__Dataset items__
————

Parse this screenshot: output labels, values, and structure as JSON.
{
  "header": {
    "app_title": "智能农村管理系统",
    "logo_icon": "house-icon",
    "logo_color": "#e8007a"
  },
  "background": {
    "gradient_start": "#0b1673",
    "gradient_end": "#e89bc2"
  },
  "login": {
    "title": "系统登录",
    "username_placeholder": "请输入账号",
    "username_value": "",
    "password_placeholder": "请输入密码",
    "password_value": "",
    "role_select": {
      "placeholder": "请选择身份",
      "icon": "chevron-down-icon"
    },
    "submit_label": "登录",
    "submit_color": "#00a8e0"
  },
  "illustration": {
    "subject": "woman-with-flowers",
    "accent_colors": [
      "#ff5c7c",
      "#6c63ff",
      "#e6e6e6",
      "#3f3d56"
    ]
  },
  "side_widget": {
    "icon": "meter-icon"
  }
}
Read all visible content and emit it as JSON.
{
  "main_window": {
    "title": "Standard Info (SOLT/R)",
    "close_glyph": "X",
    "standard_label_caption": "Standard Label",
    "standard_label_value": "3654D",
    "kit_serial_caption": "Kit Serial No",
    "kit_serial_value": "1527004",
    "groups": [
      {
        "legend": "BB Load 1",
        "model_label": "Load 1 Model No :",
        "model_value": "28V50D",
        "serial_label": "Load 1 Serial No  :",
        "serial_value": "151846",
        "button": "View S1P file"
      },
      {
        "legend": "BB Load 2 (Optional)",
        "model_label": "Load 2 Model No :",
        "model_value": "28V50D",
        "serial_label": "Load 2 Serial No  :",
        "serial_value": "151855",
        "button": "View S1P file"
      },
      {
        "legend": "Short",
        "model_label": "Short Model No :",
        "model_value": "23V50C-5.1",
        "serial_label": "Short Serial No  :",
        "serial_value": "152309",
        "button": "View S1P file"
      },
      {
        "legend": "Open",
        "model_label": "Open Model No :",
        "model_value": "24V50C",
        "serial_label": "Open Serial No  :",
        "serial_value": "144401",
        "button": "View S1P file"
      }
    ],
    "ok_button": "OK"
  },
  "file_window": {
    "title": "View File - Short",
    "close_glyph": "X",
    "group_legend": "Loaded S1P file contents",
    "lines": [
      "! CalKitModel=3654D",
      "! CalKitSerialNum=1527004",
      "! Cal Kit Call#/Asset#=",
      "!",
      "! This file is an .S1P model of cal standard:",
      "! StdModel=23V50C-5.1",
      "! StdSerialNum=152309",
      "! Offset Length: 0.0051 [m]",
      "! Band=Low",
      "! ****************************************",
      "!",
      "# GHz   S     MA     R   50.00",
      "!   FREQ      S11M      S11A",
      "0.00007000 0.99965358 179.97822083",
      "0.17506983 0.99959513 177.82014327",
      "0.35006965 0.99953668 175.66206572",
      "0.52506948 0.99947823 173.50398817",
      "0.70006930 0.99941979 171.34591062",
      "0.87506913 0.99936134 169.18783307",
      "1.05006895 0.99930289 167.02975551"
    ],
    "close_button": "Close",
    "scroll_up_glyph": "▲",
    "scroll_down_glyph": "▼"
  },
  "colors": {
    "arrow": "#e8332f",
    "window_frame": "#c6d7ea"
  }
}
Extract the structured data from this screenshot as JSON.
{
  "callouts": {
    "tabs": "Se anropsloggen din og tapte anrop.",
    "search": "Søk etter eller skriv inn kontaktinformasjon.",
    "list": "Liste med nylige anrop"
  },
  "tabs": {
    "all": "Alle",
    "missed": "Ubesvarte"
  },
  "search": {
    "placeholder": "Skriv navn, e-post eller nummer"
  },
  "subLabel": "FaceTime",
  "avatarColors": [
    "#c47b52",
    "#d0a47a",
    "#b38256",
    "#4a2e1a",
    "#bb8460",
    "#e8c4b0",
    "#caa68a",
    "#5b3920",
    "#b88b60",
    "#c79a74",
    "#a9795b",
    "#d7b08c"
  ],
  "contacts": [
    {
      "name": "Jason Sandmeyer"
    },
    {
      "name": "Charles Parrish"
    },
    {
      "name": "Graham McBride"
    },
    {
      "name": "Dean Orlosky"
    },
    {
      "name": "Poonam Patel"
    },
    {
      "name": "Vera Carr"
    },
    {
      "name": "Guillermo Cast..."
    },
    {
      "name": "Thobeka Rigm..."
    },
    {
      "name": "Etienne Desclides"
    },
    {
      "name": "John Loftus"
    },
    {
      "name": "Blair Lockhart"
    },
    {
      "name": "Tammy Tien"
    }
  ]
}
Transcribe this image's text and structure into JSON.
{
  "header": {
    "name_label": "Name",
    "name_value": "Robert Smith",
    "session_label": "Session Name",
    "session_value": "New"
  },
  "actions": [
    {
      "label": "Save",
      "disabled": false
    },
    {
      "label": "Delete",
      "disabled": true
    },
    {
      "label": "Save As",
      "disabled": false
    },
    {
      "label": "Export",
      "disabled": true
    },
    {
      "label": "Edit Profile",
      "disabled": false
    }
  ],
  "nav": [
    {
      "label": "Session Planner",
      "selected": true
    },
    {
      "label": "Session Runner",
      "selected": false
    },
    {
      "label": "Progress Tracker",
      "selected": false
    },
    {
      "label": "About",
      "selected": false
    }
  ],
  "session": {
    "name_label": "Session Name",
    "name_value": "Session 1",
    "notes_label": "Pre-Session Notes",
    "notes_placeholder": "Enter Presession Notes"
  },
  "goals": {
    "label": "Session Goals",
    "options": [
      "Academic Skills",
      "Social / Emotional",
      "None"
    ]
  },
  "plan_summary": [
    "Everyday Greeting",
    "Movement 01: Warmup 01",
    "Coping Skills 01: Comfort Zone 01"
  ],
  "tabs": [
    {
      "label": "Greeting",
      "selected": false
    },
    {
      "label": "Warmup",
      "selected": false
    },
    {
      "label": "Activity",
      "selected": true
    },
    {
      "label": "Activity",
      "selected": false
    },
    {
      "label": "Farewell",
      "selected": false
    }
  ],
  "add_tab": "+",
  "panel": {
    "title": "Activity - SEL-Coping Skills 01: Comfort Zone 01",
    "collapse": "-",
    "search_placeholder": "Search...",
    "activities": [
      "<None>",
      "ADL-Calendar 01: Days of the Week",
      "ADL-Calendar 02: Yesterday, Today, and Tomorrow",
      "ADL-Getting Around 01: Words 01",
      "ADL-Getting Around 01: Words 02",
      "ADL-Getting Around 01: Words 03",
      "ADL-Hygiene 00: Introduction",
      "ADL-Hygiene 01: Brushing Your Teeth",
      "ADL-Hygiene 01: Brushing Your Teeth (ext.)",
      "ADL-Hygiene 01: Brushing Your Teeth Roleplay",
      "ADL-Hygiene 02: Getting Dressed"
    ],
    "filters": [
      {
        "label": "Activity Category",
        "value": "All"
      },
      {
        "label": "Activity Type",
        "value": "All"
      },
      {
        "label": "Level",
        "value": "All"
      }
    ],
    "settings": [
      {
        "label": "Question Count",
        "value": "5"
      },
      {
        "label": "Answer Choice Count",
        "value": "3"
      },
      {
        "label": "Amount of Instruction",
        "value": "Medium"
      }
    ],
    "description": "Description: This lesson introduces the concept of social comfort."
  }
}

————

__Work required__
Exactly reproduce every line found in the records.

__Finished task__
Parse this screenshot: output labels, values, and structure as JSON.
{
  "header": {
    "app_title": "智能农村管理系统",
    "logo_icon": "house-icon",
    "logo_color": "#e8007a"
  },
  "background": {
    "gradient_start": "#0b1673",
    "gradient_end": "#e89bc2"
  },
  "login": {
    "title": "系统登录",
    "username_placeholder": "请输入账号",
    "username_value": "",
    "password_placeholder": "请输入密码",
    "password_value": "",
    "role_select": {
      "placeholder": "请选择身份",
      "icon": "chevron-down-icon"
    },
    "submit_label": "登录",
    "submit_color": "#00a8e0"
  },
  "illustration": {
    "subject": "woman-with-flowers",
    "accent_colors": [
      "#ff5c7c",
      "#6c63ff",
      "#e6e6e6",
      "#3f3d56"
    ]
  },
  "side_widget": {
    "icon": "meter-icon"
  }
}
Read all visible content and emit it as JSON.
{
  "main_window": {
    "title": "Standard Info (SOLT/R)",
    "close_glyph": "X",
    "standard_label_caption": "Standard Label",
    "standard_label_value": "3654D",
    "kit_serial_caption": "Kit Serial No",
    "kit_serial_value": "1527004",
    "groups": [
      {
        "legend": "BB Load 1",
        "model_label": "Load 1 Model No :",
        "model_value": "28V50D",
        "serial_label": "Load 1 Serial No  :",
        "serial_value": "151846",
        "button": "View S1P file"
      },
      {
        "legend": "BB Load 2 (Optional)",
        "model_label": "Load 2 Model No :",
        "model_value": "28V50D",
        "serial_label": "Load 2 Serial No  :",
        "serial_value": "151855",
        "button": "View S1P file"
      },
      {
        "legend": "Short",
        "model_label": "Short Model No :",
        "model_value": "23V50C-5.1",
        "serial_label": "Short Serial No  :",
        "serial_value": "152309",
        "button": "View S1P file"
      },
      {
        "legend": "Open",
        "model_label": "Open Model No :",
        "model_value": "24V50C",
        "serial_label": "Open Serial No  :",
        "serial_value": "144401",
        "button": "View S1P file"
      }
    ],
    "ok_button": "OK"
  },
  "file_window": {
    "title": "View File - Short",
    "close_glyph": "X",
    "group_legend": "Loaded S1P file contents",
    "lines": [
      "! CalKitModel=3654D",
      "! CalKitSerialNum=1527004",
      "! Cal Kit Call#/Asset#=",
      "!",
      "! This file is an .S1P model of cal standard:",
      "! StdModel=23V50C-5.1",
      "! StdSerialNum=152309",
      "! Offset Length: 0.0051 [m]",
      "! Band=Low",
      "! ****************************************",
      "!",
      "# GHz   S     MA     R   50.00",
      "!   FREQ      S11M      S11A",
      "0.00007000 0.99965358 179.97822083",
      "0.17506983 0.99959513 177.82014327",
      "0.35006965 0.99953668 175.66206572",
      "0.52506948 0.99947823 173.50398817",
      "0.70006930 0.99941979 171.34591062",
      "0.87506913 0.99936134 169.18783307",
      "1.05006895 0.99930289 167.02975551"
    ],
    "close_button": "Close",
    "scroll_up_glyph": "▲",
    "scroll_down_glyph": "▼"
  },
  "colors": {
    "arrow": "#e8332f",
    "window_frame": "#c6d7ea"
  }
}
Extract the structured data from this screenshot as JSON.
{
  "callouts": {
    "tabs": "Se anropsloggen din og tapte anrop.",
    "search": "Søk etter eller skriv inn kontaktinformasjon.",
    "list": "Liste med nylige anrop"
  },
  "tabs": {
    "all": "Alle",
    "missed": "Ubesvarte"
  },
  "search": {
    "placeholder": "Skriv navn, e-post eller nummer"
  },
  "subLabel": "FaceTime",
  "avatarColors": [
    "#c47b52",
    "#d0a47a",
    "#b38256",
    "#4a2e1a",
    "#bb8460",
    "#e8c4b0",
    "#caa68a",
    "#5b3920",
    "#b88b60",
    "#c79a74",
    "#a9795b",
    "#d7b08c"
  ],
  "contacts": [
    {
      "name": "Jason Sandmeyer"
    },
    {
      "name": "Charles Parrish"
    },
    {
      "name": "Graham McBride"
    },
    {
      "name": "Dean Orlosky"
    },
    {
      "name": "Poonam Patel"
    },
    {
      "name": "Vera Carr"
    },
    {
      "name": "Guillermo Cast..."
    },
    {
      "name": "Thobeka Rigm..."
    },
    {
      "name": "Etienne Desclides"
    },
    {
      "name": "John Loftus"
    },
    {
      "name": "Blair Lockhart"
    },
    {
      "name": "Tammy Tien"
    }
  ]
}
Transcribe this image's text and structure into JSON.
{
  "header": {
    "name_label": "Name",
    "name_value": "Robert Smith",
    "session_label": "Session Name",
    "session_value": "New"
  },
  "actions": [
    {
      "label": "Save",
      "disabled": false
    },
    {
      "label": "Delete",
      "disabled": true
    },
    {
      "label": "Save As",
      "disabled": false
    },
    {
      "label": "Export",
      "disabled": true
    },
    {
      "label": "Edit Profile",
      "disabled": false
    }
  ],
  "nav": [
    {
      "label": "Session Planner",
      "selected": true
    },
    {
      "label": "Session Runner",
      "selected": false
    },
    {
      "label": "Progress Tracker",
      "selected": false
    },
    {
      "label": "About",
      "selected": false
    }
  ],
  "session": {
    "name_label": "Session Name",
    "name_value": "Session 1",
    "notes_label": "Pre-Session Notes",
    "notes_placeholder": "Enter Presession Notes"
  },
  "goals": {
    "label": "Session Goals",
    "options": [
      "Academic Skills",
      "Social / Emotional",
      "None"
    ]
  },
  "plan_summary": [
    "Everyday Greeting",
    "Movement 01: Warmup 01",
    "Coping Skills 01: Comfort Zone 01"
  ],
  "tabs": [
    {
      "label": "Greeting",
      "selected": false
    },
    {
      "label": "Warmup",
      "selected": false
    },
    {
      "label": "Activity",
      "selected": true
    },
    {
      "label": "Activity",
      "selected": false
    },
    {
      "label": "Farewell",
      "selected": false
    }
  ],
  "add_tab": "+",
  "panel": {
    "title": "Activity - SEL-Coping Skills 01: Comfort Zone 01",
    "collapse": "-",
    "search_placeholder": "Search...",
    "activities": [
      "<None>",
      "ADL-Calendar 01: Days of the Week",
      "ADL-Calendar 02: Yesterday, Today, and Tomorrow",
      "ADL-Getting Around 01: Words 01",
      "ADL-Getting Around 01: Words 02",
      "ADL-Getting Around 01: Words 03",
      "ADL-Hygiene 00: Introduction",
      "ADL-Hygiene 01: Brushing Your Teeth",
      "ADL-Hygiene 01: Brushing Your Teeth (ext.)",
      "ADL-Hygiene 01: Brushing Your Teeth Roleplay",
      "ADL-Hygiene 02: Getting Dressed"
    ],
    "filters": [
      {
        "label": "Activity Category",
        "value": "All"
      },
      {
        "label": "Activity Type",
        "value": "All"
      },
      {
        "label": "Level",
        "value": "All"
      }
    ],
    "settings": [
      {
        "label": "Question Count",
        "value": "5"
      },
      {
        "label": "Answer Choice Count",
        "value": "3"
      },
      {
        "label": "Amount of Instruction",
        "value": "Medium"
      }
    ],
    "description": "Description: This lesson introduces the concept of social comfort."
  }
}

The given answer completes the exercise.